*Testo estratto*
● ● ● ● ● ● ●

Superbonus, che fare se l’impresa decide di non finire i lavori
Le regole cambiate in corsa daranno il via ai contenziosi Ecco alcuni consigli per i cittadini che restano senza casa
PESCARA. Le regole del Superbonus cambiate in corsa costringono molte imprese alla resa o comunque a non rispettare i patti con il committente. La legge prevede dei mezzi di tutela per questi ultimi, che vanno dall’intimazione alla richiesta del risarcimento del danno per l’inadempimento. Se la ditta edile interrompe i lavori e non li termina è possibile adire le vie legali, promuovendo, se necessario, una causa civile. Di queste se ne prevedono molte.

● ● ● ● ● ● ●

*Dati forniti*
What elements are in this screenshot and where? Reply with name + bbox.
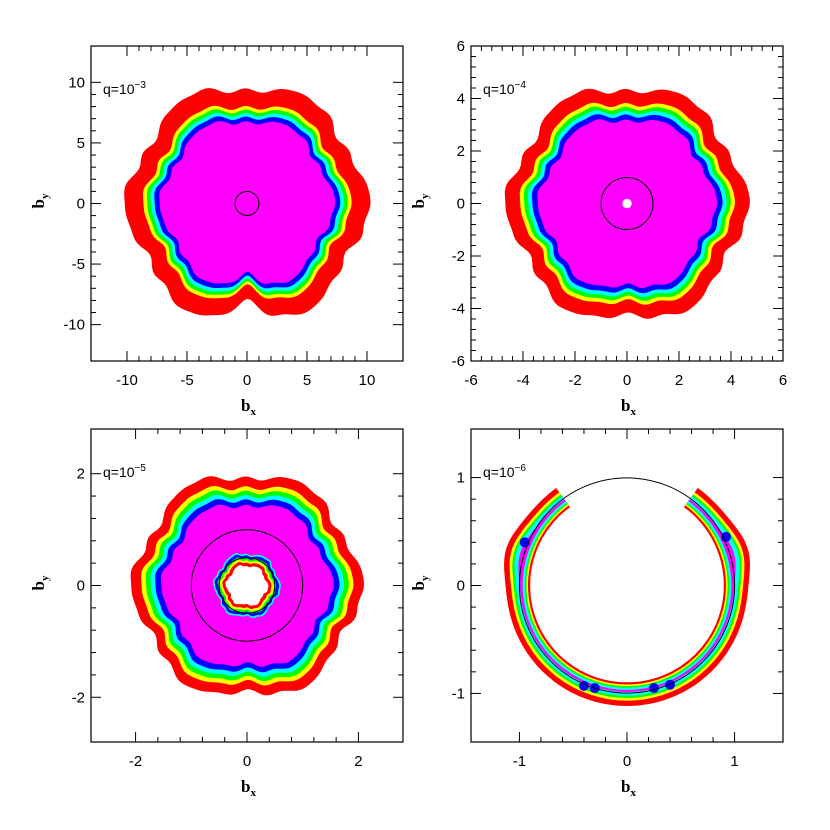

● ● ● ● ● ● ●

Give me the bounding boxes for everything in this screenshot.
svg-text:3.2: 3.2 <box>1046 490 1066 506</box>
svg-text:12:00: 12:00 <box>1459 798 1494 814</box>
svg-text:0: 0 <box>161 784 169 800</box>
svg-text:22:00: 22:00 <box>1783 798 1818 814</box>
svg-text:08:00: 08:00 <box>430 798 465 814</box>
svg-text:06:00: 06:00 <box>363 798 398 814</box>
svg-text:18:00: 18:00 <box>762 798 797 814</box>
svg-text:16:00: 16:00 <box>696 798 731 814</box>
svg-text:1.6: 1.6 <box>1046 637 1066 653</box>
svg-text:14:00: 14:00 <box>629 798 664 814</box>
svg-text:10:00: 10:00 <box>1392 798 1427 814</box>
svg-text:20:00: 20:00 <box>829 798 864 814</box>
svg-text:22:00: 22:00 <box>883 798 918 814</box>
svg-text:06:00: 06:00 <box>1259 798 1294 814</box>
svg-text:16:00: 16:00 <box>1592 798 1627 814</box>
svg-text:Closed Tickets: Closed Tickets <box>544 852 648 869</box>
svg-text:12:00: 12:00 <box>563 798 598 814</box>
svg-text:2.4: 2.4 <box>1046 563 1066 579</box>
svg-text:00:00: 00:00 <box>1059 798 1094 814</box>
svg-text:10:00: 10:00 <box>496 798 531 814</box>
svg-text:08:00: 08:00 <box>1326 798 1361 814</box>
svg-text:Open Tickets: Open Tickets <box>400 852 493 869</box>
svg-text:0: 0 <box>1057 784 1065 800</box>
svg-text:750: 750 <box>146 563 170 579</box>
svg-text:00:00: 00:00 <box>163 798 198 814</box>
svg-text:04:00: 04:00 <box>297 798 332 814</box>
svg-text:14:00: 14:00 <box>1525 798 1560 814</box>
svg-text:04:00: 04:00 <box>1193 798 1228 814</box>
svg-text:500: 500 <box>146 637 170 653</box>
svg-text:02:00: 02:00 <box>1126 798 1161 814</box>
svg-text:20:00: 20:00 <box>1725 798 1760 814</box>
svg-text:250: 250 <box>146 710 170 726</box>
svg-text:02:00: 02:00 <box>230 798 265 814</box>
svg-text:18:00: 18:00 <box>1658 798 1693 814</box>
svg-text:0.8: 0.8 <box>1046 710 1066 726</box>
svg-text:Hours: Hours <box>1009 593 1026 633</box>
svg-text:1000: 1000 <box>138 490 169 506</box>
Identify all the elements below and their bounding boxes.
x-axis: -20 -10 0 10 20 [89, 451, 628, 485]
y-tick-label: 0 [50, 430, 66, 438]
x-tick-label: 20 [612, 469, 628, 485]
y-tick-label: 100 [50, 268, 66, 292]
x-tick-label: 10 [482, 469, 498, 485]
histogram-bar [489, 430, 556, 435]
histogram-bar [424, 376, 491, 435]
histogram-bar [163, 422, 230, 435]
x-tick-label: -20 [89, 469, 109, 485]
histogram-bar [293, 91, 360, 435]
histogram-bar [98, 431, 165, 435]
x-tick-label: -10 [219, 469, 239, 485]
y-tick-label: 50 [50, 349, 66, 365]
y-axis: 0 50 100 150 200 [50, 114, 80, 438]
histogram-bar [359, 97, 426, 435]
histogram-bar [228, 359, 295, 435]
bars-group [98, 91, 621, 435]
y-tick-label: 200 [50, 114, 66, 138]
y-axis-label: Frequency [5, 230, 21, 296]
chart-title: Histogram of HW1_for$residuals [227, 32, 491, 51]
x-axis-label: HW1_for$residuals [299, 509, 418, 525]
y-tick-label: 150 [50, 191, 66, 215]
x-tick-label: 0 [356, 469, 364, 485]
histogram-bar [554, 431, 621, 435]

● ● ● ● ● ● ●

*Istruzioni da seguire*
Puoi ricopiare parola per parola, dal testo sul Superbonus, il passo che va da "Superbonus, che fare" fino a "ne prevedono molte." incluso?

*Risultato del compito*
Superbonus, che fare se l’impresa decide di non finire i lavori
Le regole cambiate in corsa daranno il via ai contenziosi Ecco alcuni consigli per i cittadini che restano senza casa
PESCARA. Le regole del Superbonus cambiate in corsa costringono molte imprese alla resa o comunque a non rispettare i patti con il committente. La legge prevede dei mezzi di tutela per questi ultimi, che vanno dall’intimazione alla richiesta del risarcimento del danno per l’inadempimento. Se la ditta edile interrompe i lavori e non li termina è possibile adire le vie legali, promuovendo, se necessario, una causa civile. Di queste se ne prevedono molte.